- 任务要求 -
请更新下面的条目，把所有的“检测报告”改成“测试报告”，别的内容保持原样。
^^^^
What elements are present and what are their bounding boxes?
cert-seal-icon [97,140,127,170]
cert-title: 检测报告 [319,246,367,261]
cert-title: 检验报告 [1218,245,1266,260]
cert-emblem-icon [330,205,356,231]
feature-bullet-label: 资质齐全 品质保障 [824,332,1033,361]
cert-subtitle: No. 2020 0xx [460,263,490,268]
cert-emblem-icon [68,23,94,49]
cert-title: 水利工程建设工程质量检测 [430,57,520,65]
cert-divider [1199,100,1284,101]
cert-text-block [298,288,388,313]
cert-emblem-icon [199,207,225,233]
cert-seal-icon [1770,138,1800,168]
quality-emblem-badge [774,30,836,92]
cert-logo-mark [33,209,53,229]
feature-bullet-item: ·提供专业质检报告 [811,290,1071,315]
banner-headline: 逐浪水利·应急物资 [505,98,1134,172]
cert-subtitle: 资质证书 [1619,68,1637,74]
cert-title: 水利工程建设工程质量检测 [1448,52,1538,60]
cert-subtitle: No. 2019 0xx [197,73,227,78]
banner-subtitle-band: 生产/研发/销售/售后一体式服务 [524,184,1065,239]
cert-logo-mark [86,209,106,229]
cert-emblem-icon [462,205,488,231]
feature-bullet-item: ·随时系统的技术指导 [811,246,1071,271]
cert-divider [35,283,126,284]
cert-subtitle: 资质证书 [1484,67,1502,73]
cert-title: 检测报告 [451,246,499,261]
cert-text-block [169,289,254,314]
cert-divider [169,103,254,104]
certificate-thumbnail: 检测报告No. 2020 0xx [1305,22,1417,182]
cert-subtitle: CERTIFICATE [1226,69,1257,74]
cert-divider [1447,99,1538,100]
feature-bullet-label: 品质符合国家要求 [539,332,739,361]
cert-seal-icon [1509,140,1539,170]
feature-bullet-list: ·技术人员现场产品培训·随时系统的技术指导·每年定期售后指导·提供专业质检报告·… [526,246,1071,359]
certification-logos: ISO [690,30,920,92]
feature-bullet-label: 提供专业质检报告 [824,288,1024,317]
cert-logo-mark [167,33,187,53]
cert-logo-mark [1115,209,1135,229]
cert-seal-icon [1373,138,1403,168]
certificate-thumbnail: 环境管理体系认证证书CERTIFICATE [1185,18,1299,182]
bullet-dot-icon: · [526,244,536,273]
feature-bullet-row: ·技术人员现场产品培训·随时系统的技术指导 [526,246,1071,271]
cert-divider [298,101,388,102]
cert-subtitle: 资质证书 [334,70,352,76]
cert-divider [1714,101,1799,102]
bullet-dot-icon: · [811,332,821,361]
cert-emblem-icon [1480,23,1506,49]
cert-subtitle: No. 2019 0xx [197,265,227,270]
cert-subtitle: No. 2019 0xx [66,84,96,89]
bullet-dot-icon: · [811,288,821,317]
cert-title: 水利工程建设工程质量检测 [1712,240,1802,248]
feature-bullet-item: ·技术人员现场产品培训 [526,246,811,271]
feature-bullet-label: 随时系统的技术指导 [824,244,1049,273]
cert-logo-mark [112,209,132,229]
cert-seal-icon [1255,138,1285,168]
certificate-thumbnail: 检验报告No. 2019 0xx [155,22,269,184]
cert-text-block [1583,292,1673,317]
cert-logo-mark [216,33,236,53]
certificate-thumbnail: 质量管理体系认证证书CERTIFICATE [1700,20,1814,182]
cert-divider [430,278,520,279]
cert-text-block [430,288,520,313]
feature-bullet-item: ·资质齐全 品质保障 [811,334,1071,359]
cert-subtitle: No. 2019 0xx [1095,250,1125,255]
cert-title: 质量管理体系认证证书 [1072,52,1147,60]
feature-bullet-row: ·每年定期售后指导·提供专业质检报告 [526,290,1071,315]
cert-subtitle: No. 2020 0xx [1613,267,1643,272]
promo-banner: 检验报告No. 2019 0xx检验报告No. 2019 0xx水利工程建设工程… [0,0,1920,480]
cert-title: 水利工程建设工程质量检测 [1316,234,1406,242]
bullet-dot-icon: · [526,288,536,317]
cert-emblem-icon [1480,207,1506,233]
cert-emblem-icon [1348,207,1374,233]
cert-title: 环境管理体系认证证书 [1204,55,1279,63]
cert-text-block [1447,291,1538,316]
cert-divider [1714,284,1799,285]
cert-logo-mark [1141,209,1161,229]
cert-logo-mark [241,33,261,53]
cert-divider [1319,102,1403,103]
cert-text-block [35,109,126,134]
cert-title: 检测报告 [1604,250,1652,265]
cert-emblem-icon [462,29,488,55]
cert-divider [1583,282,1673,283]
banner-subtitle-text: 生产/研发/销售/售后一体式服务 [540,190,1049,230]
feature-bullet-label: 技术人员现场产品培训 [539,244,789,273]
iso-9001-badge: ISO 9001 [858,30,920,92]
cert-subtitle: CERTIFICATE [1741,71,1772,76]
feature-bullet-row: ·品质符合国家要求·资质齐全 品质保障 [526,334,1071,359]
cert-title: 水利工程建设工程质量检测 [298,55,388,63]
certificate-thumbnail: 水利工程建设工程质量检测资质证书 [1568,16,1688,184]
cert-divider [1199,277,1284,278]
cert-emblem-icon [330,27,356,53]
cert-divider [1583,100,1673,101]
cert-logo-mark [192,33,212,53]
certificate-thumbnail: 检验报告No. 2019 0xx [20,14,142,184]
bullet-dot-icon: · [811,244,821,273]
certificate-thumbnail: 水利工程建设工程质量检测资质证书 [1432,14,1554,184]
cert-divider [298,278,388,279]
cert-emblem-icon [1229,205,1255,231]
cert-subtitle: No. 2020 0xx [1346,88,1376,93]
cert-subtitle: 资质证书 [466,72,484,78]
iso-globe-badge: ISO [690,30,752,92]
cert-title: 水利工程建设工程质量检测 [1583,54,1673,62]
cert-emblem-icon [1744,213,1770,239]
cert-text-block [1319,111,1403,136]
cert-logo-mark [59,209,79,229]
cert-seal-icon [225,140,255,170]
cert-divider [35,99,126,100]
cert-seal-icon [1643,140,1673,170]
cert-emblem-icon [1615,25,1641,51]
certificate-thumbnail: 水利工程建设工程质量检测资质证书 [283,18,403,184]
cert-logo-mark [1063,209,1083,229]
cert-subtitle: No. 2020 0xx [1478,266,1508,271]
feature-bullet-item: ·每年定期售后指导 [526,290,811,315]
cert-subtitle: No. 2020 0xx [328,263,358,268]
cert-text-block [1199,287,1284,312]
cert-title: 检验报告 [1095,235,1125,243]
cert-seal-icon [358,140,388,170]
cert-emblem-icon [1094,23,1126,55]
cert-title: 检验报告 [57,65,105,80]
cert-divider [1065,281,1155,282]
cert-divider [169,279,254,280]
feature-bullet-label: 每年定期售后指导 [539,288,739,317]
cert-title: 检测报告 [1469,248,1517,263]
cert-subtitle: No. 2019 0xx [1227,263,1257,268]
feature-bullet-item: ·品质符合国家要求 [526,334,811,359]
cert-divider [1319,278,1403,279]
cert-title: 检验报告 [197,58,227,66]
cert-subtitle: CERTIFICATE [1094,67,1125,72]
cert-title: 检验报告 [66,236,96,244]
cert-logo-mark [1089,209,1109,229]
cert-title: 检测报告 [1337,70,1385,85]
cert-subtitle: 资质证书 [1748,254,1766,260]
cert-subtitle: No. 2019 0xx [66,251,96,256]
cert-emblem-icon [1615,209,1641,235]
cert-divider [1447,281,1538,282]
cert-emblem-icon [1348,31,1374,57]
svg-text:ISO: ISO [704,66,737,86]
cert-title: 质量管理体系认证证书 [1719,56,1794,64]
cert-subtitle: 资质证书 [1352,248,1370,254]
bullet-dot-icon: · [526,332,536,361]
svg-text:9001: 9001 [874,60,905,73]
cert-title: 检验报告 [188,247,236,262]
^^^^
- 正确答案 -
What elements are present and what are their bounding boxes?
cert-seal-icon [97,140,127,170]
cert-title: 测试报告 [319,246,367,261]
cert-title: 检验报告 [1218,245,1266,260]
cert-emblem-icon [330,205,356,231]
feature-bullet-label: 资质齐全 品质保障 [824,332,1033,361]
cert-subtitle: No. 2020 0xx [460,263,490,268]
cert-emblem-icon [68,23,94,49]
cert-title: 水利工程建设工程质量检测 [430,57,520,65]
cert-divider [1199,100,1284,101]
cert-text-block [298,288,388,313]
cert-emblem-icon [199,207,225,233]
cert-seal-icon [1770,138,1800,168]
quality-emblem-badge [774,30,836,92]
cert-logo-mark [33,209,53,229]
feature-bullet-item: ·提供专业质检报告 [811,290,1071,315]
banner-headline: 逐浪水利·应急物资 [505,98,1134,172]
cert-subtitle: 资质证书 [1619,68,1637,74]
cert-title: 水利工程建设工程质量检测 [1448,52,1538,60]
cert-subtitle: No. 2019 0xx [197,73,227,78]
banner-subtitle-band: 生产/研发/销售/售后一体式服务 [524,184,1065,239]
cert-logo-mark [86,209,106,229]
cert-emblem-icon [462,205,488,231]
feature-bullet-item: ·随时系统的技术指导 [811,246,1071,271]
cert-divider [35,283,126,284]
cert-subtitle: 资质证书 [1484,67,1502,73]
cert-title: 测试报告 [451,246,499,261]
cert-text-block [169,289,254,314]
cert-divider [169,103,254,104]
certificate-thumbnail: 测试报告No. 2020 0xx [1305,22,1417,182]
cert-subtitle: CERTIFICATE [1226,69,1257,74]
cert-divider [1447,99,1538,100]
feature-bullet-label: 品质符合国家要求 [539,332,739,361]
cert-seal-icon [1509,140,1539,170]
feature-bullet-list: ·技术人员现场产品培训·随时系统的技术指导·每年定期售后指导·提供专业质检报告·… [526,246,1071,359]
certification-logos: ISO [690,30,920,92]
feature-bullet-label: 提供专业质检报告 [824,288,1024,317]
cert-logo-mark [167,33,187,53]
cert-logo-mark [1115,209,1135,229]
cert-seal-icon [1373,138,1403,168]
certificate-thumbnail: 环境管理体系认证证书CERTIFICATE [1185,18,1299,182]
bullet-dot-icon: · [526,244,536,273]
feature-bullet-row: ·技术人员现场产品培训·随时系统的技术指导 [526,246,1071,271]
cert-divider [298,101,388,102]
cert-subtitle: 资质证书 [334,70,352,76]
cert-divider [1714,101,1799,102]
bullet-dot-icon: · [811,332,821,361]
cert-emblem-icon [1480,23,1506,49]
cert-subtitle: No. 2019 0xx [197,265,227,270]
cert-subtitle: No. 2019 0xx [66,84,96,89]
bullet-dot-icon: · [811,288,821,317]
cert-title: 水利工程建设工程质量检测 [1712,240,1802,248]
feature-bullet-item: ·技术人员现场产品培训 [526,246,811,271]
feature-bullet-label: 随时系统的技术指导 [824,244,1049,273]
cert-logo-mark [112,209,132,229]
cert-seal-icon [1255,138,1285,168]
certificate-thumbnail: 检验报告No. 2019 0xx [155,22,269,184]
cert-text-block [1583,292,1673,317]
cert-logo-mark [216,33,236,53]
certificate-thumbnail: 质量管理体系认证证书CERTIFICATE [1700,20,1814,182]
cert-divider [430,278,520,279]
cert-text-block [430,288,520,313]
feature-bullet-item: ·资质齐全 品质保障 [811,334,1071,359]
cert-subtitle: No. 2019 0xx [1095,250,1125,255]
cert-title: 质量管理体系认证证书 [1072,52,1147,60]
feature-bullet-row: ·每年定期售后指导·提供专业质检报告 [526,290,1071,315]
cert-subtitle: No. 2020 0xx [1613,267,1643,272]
promo-banner: 检验报告No. 2019 0xx检验报告No. 2019 0xx水利工程建设工程… [0,0,1920,480]
cert-title: 水利工程建设工程质量检测 [1316,234,1406,242]
bullet-dot-icon: · [526,288,536,317]
cert-emblem-icon [1480,207,1506,233]
cert-emblem-icon [1348,207,1374,233]
cert-title: 环境管理体系认证证书 [1204,55,1279,63]
cert-text-block [1447,291,1538,316]
cert-divider [1714,284,1799,285]
cert-logo-mark [1141,209,1161,229]
cert-logo-mark [241,33,261,53]
cert-divider [1319,102,1403,103]
cert-text-block [35,109,126,134]
cert-title: 测试报告 [1604,250,1652,265]
cert-emblem-icon [462,29,488,55]
cert-divider [1583,282,1673,283]
banner-subtitle-text: 生产/研发/销售/售后一体式服务 [540,190,1049,230]
feature-bullet-label: 技术人员现场产品培训 [539,244,789,273]
iso-9001-badge: ISO 9001 [858,30,920,92]
cert-subtitle: CERTIFICATE [1741,71,1772,76]
feature-bullet-row: ·品质符合国家要求·资质齐全 品质保障 [526,334,1071,359]
cert-title: 水利工程建设工程质量检测 [298,55,388,63]
certificate-thumbnail: 水利工程建设工程质量检测资质证书 [1568,16,1688,184]
cert-divider [1199,277,1284,278]
cert-emblem-icon [330,27,356,53]
cert-divider [1583,100,1673,101]
cert-logo-mark [192,33,212,53]
certificate-thumbnail: 检验报告No. 2019 0xx [20,14,142,184]
bullet-dot-icon: · [811,244,821,273]
certificate-thumbnail: 水利工程建设工程质量检测资质证书 [1432,14,1554,184]
cert-divider [298,278,388,279]
cert-emblem-icon [1229,205,1255,231]
cert-subtitle: No. 2020 0xx [1346,88,1376,93]
cert-subtitle: 资质证书 [466,72,484,78]
iso-globe-badge: ISO [690,30,752,92]
cert-title: 水利工程建设工程质量检测 [1583,54,1673,62]
cert-emblem-icon [1744,213,1770,239]
cert-text-block [1319,111,1403,136]
cert-logo-mark [59,209,79,229]
cert-seal-icon [225,140,255,170]
cert-divider [35,99,126,100]
cert-seal-icon [1643,140,1673,170]
cert-emblem-icon [1615,25,1641,51]
certificate-thumbnail: 水利工程建设工程质量检测资质证书 [283,18,403,184]
cert-logo-mark [1063,209,1083,229]
cert-subtitle: No. 2020 0xx [1478,266,1508,271]
feature-bullet-item: ·每年定期售后指导 [526,290,811,315]
cert-subtitle: No. 2020 0xx [328,263,358,268]
cert-text-block [1199,287,1284,312]
cert-title: 检验报告 [1095,235,1125,243]
cert-seal-icon [358,140,388,170]
cert-emblem-icon [1094,23,1126,55]
cert-title: 检验报告 [57,65,105,80]
cert-divider [1065,281,1155,282]
cert-divider [169,279,254,280]
feature-bullet-label: 每年定期售后指导 [539,288,739,317]
cert-title: 测试报告 [1469,248,1517,263]
cert-subtitle: No. 2019 0xx [1227,263,1257,268]
feature-bullet-item: ·品质符合国家要求 [526,334,811,359]
cert-divider [1319,278,1403,279]
cert-title: 检验报告 [197,58,227,66]
cert-subtitle: CERTIFICATE [1094,67,1125,72]
cert-title: 检验报告 [66,236,96,244]
cert-logo-mark [1089,209,1109,229]
cert-title: 测试报告 [1337,70,1385,85]
cert-subtitle: 资质证书 [1748,254,1766,260]
cert-subtitle: No. 2019 0xx [66,251,96,256]
cert-emblem-icon [1615,209,1641,235]
cert-divider [1447,281,1538,282]
cert-emblem-icon [1348,31,1374,57]
svg-text:ISO: ISO [704,66,737,86]
cert-title: 质量管理体系认证证书 [1719,56,1794,64]
cert-subtitle: 资质证书 [1352,248,1370,254]
bullet-dot-icon: · [526,332,536,361]
svg-text:9001: 9001 [874,60,905,73]
cert-title: 检验报告 [188,247,236,262]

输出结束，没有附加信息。